Input rows.

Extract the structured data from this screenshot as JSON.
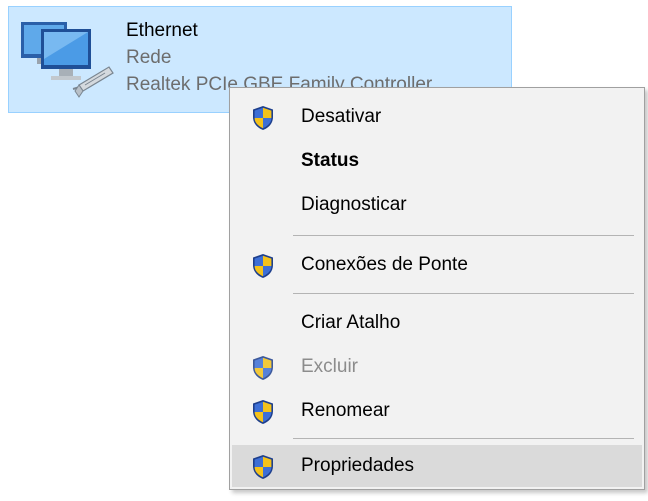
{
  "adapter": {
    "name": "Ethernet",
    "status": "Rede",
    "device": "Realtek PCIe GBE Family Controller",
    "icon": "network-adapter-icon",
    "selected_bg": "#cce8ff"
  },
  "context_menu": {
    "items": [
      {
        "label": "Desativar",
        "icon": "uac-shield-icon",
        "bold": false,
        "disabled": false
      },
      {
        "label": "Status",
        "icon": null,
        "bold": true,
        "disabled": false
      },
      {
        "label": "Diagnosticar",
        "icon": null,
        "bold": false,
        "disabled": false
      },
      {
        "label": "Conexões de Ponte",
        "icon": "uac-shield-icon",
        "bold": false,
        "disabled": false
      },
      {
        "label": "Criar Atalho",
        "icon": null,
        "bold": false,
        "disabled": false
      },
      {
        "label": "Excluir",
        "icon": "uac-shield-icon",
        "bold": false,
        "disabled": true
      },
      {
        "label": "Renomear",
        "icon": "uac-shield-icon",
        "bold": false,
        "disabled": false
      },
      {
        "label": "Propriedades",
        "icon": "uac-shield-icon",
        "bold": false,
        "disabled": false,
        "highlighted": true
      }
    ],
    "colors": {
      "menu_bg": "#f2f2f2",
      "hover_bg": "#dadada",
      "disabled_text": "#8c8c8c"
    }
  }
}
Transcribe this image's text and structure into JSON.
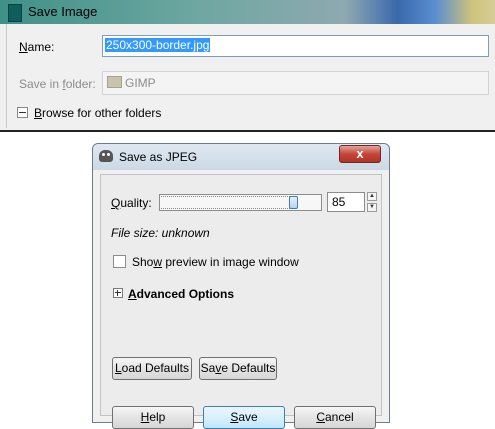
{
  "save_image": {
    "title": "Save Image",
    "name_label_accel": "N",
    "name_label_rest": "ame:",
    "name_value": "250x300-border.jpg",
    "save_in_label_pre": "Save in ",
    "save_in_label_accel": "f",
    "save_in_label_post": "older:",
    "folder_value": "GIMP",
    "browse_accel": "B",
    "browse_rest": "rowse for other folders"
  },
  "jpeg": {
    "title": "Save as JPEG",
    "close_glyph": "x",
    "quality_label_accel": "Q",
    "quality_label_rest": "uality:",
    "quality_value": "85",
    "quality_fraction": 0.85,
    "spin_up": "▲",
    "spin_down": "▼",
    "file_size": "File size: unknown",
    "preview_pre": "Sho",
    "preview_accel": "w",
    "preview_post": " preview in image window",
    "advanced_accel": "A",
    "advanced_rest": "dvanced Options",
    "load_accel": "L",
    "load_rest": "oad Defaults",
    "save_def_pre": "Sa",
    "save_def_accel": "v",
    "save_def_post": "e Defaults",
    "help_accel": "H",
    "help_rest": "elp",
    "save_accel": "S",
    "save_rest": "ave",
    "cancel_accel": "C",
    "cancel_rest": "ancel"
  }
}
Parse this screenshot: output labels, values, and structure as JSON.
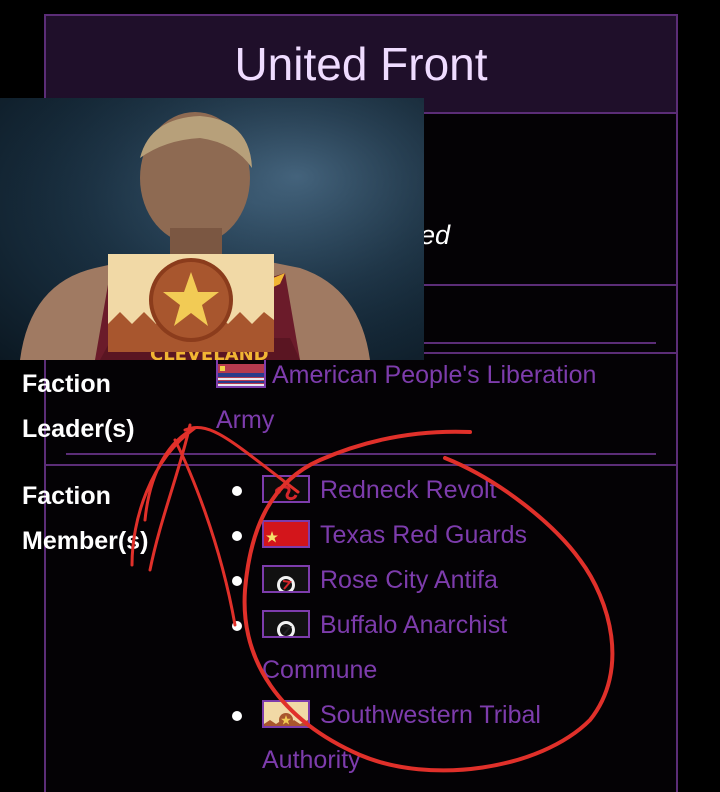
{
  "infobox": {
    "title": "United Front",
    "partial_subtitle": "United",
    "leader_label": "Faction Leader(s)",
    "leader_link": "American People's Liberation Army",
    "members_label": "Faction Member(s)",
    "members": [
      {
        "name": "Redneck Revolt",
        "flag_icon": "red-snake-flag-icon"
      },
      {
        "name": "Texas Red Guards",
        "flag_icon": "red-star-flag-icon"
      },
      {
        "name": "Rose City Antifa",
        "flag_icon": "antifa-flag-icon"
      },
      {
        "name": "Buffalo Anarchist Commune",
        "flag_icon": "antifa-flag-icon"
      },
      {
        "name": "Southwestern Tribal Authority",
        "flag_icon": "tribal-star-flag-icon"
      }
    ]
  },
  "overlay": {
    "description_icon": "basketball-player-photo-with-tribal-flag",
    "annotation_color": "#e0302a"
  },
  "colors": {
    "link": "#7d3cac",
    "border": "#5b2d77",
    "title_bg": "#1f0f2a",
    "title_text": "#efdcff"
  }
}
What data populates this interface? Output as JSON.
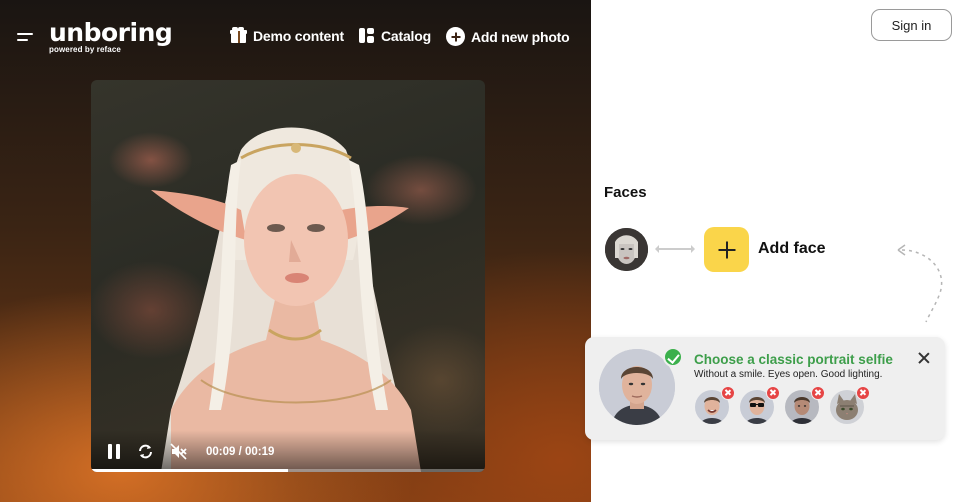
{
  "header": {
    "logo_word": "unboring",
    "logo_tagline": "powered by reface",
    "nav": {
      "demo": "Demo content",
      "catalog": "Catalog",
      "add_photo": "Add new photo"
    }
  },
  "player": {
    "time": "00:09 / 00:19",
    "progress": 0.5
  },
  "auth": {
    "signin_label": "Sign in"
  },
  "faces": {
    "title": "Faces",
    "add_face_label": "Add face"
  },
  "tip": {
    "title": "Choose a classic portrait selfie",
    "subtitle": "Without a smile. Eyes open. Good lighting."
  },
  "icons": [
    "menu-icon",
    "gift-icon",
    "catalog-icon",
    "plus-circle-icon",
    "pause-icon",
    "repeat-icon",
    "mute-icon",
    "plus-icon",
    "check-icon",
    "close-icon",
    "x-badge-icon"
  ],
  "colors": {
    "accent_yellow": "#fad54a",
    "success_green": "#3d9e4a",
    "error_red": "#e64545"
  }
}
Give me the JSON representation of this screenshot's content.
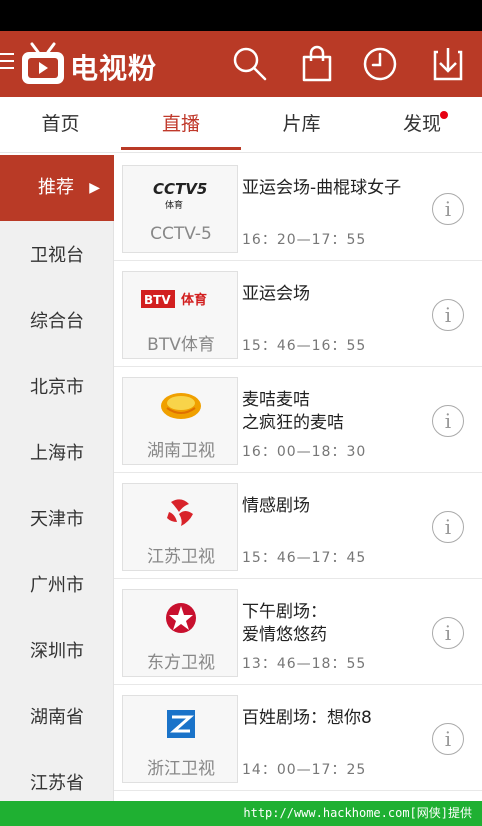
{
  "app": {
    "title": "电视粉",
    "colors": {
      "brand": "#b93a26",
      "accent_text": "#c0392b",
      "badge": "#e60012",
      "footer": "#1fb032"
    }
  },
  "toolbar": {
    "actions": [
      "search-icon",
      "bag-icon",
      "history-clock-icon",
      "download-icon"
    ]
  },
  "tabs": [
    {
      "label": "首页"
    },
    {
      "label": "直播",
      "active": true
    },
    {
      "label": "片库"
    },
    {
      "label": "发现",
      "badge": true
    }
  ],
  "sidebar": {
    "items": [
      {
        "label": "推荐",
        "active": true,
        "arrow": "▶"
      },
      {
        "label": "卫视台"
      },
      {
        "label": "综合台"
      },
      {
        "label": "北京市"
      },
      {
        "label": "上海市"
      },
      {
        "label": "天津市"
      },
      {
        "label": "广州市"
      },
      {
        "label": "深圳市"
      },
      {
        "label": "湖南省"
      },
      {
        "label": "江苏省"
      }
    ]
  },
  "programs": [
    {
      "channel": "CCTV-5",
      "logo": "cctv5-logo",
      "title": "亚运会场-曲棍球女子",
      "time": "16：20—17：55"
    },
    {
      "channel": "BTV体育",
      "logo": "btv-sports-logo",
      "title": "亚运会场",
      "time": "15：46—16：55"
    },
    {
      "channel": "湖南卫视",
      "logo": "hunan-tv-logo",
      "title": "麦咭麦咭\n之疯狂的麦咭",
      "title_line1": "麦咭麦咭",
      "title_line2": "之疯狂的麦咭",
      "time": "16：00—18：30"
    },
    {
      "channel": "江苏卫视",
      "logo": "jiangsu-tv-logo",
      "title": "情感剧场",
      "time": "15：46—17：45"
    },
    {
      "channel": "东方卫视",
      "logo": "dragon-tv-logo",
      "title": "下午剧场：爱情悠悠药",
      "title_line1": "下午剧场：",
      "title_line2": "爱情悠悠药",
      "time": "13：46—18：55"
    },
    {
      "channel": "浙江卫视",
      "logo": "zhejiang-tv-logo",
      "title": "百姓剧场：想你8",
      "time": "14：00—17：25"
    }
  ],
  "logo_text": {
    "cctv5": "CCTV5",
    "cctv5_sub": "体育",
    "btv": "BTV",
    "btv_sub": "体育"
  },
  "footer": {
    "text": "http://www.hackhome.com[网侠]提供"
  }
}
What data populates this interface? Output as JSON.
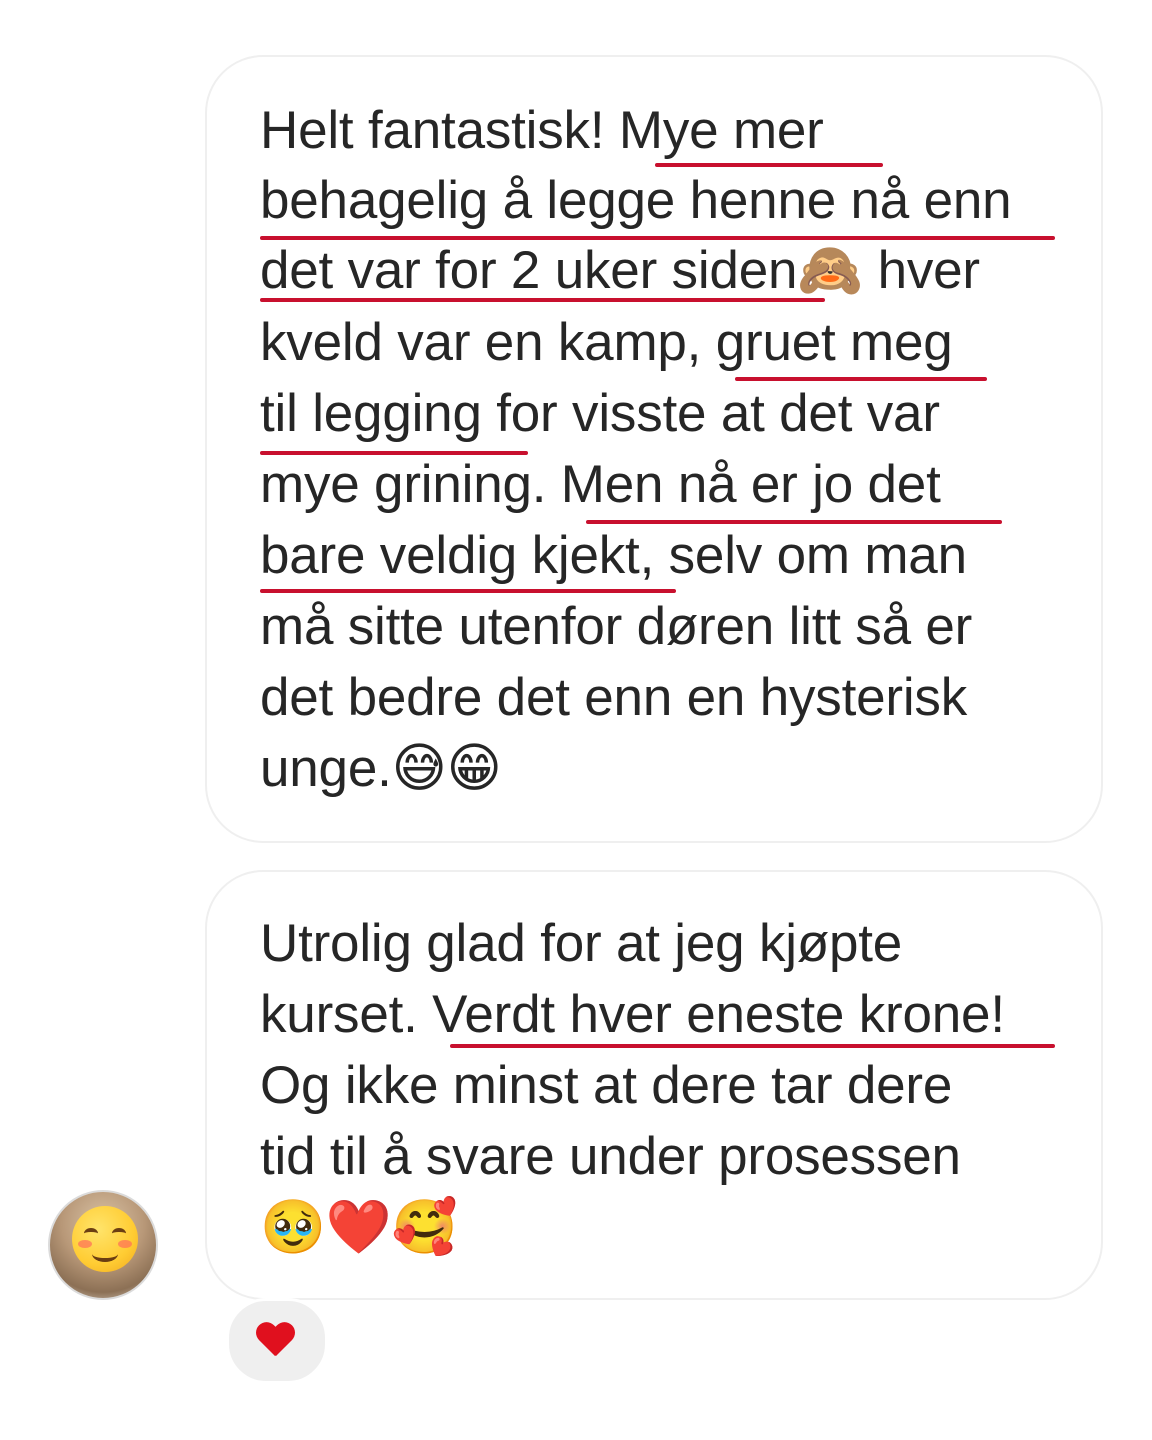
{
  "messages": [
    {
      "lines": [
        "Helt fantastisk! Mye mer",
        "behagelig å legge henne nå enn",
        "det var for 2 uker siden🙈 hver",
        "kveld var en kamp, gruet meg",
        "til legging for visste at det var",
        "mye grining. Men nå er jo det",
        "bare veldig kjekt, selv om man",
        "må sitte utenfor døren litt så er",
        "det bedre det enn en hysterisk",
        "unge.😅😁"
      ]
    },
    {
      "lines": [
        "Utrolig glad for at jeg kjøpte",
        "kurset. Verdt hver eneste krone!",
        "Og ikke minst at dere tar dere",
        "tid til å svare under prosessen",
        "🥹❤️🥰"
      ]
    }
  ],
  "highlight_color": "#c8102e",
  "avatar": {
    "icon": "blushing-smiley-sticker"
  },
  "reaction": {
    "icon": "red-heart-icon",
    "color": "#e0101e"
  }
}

Written request. Using the listing, collect all lines in which the string "flag" is found.

Exercise output.
        "flag_icon": "red-snake-flag-icon"
        "flag_icon": "red-star-flag-icon"
        "flag_icon": "antifa-flag-icon"
        "flag_icon": "antifa-flag-icon"
        "flag_icon": "tribal-star-flag-icon"
    "description_icon": "basketball-player-photo-with-tribal-flag",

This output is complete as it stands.